● **EXERCISE DETAILS**
Read the material below and count the lines holding the string "рода". Give that count with nothing added.

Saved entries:
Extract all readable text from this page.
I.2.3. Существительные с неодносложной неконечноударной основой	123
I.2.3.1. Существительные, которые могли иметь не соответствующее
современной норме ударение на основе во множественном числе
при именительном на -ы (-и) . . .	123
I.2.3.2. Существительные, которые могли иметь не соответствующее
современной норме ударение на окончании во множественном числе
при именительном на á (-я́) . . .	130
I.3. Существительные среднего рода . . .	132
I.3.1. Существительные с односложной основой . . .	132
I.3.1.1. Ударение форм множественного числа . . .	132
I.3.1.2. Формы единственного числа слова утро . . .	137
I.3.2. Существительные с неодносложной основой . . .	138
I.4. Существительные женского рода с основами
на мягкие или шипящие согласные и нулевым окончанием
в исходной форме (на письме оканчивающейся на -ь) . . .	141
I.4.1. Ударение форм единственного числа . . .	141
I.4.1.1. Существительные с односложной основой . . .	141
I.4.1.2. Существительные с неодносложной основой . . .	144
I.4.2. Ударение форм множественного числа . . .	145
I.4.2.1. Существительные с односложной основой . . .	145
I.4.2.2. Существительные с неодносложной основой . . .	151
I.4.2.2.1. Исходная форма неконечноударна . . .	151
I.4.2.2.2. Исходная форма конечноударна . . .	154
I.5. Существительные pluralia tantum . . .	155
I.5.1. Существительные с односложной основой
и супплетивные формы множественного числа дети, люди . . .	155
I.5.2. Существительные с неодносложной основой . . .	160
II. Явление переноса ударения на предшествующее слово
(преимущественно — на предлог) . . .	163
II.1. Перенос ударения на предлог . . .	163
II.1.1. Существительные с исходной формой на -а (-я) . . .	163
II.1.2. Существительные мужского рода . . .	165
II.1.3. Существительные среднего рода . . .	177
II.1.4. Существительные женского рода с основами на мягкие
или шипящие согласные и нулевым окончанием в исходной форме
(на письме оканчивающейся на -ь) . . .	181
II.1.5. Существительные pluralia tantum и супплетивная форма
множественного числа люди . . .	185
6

● **EXERCISE SOLUTION**
5